**YOUR OBJECTIVE**
Copy each line where the word "JSON" occurs.

— BEGIN —

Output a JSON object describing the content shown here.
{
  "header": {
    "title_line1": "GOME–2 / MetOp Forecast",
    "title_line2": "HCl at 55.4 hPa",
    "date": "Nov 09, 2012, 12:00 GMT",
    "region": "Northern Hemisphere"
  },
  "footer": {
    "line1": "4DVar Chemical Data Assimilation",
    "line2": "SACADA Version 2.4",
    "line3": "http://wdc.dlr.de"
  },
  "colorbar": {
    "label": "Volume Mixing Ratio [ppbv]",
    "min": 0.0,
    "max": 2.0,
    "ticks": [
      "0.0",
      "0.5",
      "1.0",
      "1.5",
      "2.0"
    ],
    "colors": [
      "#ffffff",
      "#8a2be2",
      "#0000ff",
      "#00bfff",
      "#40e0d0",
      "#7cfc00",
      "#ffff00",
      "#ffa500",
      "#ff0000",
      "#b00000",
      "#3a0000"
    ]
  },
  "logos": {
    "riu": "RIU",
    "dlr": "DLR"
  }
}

— END —
— BEGIN —

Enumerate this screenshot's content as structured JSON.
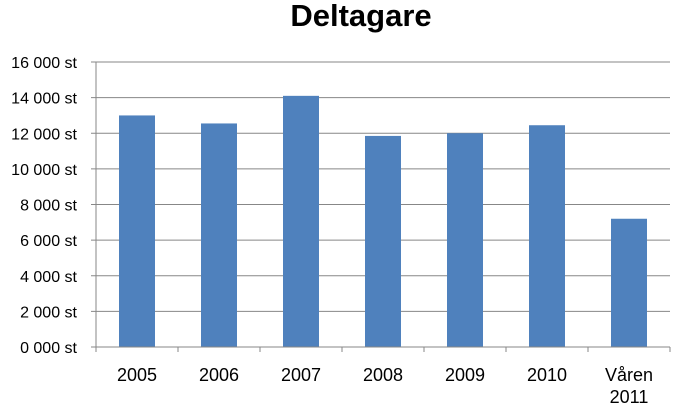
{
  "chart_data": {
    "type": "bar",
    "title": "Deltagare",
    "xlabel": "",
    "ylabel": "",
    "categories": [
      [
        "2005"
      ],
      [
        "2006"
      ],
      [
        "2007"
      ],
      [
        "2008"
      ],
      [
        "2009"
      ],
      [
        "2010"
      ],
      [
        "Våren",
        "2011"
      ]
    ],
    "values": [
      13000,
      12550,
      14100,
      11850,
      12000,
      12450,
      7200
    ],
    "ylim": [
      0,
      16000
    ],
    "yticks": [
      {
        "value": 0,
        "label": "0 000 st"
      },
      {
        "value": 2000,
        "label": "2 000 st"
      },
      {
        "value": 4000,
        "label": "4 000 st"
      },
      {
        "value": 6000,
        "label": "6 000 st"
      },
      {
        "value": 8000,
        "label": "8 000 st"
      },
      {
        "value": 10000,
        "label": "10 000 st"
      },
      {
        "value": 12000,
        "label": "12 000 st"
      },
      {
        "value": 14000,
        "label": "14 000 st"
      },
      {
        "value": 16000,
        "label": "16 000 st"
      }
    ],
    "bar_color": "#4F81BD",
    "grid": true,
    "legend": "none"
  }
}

— END —

**OUTPUT OF THE EXERCISE**
Output a JSON object describing the content shown here.
Enumerate this screenshot's content as structured JSON.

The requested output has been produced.